Your instructions ->
All of the data that follows should be retyped exactly, please, except the pictures.

Supplied entries ->
§
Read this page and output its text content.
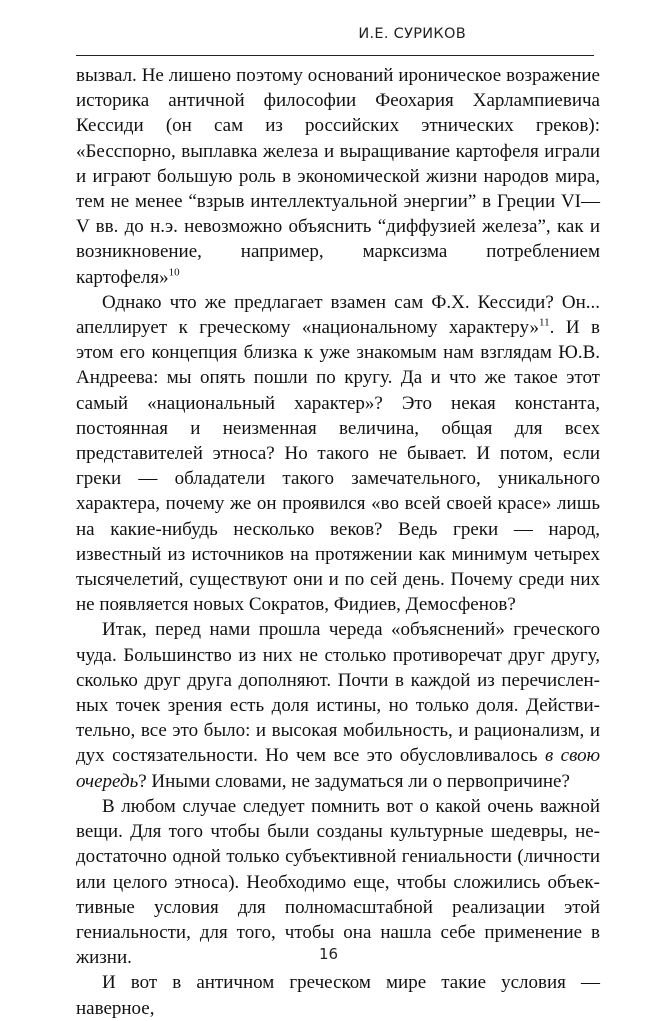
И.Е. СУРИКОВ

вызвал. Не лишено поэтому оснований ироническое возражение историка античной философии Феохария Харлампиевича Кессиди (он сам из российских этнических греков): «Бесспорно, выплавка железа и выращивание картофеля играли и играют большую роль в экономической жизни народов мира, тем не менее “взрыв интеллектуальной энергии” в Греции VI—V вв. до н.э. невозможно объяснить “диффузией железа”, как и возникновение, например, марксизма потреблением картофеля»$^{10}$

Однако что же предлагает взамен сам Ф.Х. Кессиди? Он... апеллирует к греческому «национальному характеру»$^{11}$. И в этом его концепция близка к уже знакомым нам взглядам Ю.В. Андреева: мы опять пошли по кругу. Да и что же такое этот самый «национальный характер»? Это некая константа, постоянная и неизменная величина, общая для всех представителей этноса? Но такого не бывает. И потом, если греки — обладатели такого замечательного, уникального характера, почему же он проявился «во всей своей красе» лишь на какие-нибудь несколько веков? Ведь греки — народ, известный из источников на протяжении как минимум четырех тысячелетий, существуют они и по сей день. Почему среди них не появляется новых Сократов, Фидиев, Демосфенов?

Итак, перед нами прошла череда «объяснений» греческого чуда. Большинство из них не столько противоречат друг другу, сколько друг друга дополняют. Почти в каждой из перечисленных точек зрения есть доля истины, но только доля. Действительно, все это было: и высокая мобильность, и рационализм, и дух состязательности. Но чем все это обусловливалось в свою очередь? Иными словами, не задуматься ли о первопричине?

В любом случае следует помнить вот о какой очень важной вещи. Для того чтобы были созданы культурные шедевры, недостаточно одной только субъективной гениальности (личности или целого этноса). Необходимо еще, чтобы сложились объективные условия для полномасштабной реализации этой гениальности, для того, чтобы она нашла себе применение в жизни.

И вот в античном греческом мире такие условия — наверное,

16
§
Result of the task ->
Read this page and output its text content.
И.Е. СУРИКОВ

вызвал. Не лишено поэтому оснований ироническое возражение историка античной философии Феохария Харлампиевича Кессиди (он сам из российских этнических греков): «Бесспорно, выплавка железа и выращивание картофеля играли и играют большую роль в экономической жизни народов мира, тем не менее “взрыв интеллектуальной энергии” в Греции VI—V вв. до н.э. невозможно объяснить “диффузией железа”, как и возникновение, например, марксизма потреблением картофеля»$^{10}$

Однако что же предлагает взамен сам Ф.Х. Кессиди? Он... апеллирует к греческому «национальному характеру»$^{11}$. И в этом его концепция близка к уже знакомым нам взглядам Ю.В. Андреева: мы опять пошли по кругу. Да и что же такое этот самый «национальный характер»? Это некая константа, постоянная и неизменная величина, общая для всех представителей этноса? Но такого не бывает. И потом, если греки — обладатели такого замечательного, уникального характера, почему же он проявился «во всей своей красе» лишь на какие-нибудь несколько веков? Ведь греки — народ, известный из источников на протяжении как минимум четырех тысячелетий, существуют они и по сей день. Почему среди них не появляется новых Сократов, Фидиев, Демосфенов?

Итак, перед нами прошла череда «объяснений» греческого чуда. Большинство из них не столько противоречат друг другу, сколько друг друга дополняют. Почти в каждой из перечисленных точек зрения есть доля истины, но только доля. Действительно, все это было: и высокая мобильность, и рационализм, и дух состязательности. Но чем все это обусловливалось в свою очередь? Иными словами, не задуматься ли о первопричине?

В любом случае следует помнить вот о какой очень важной вещи. Для того чтобы были созданы культурные шедевры, недостаточно одной только субъективной гениальности (личности или целого этноса). Необходимо еще, чтобы сложились объективные условия для полномасштабной реализации этой гениальности, для того, чтобы она нашла себе применение в жизни.

И вот в античном греческом мире такие условия — наверное,

16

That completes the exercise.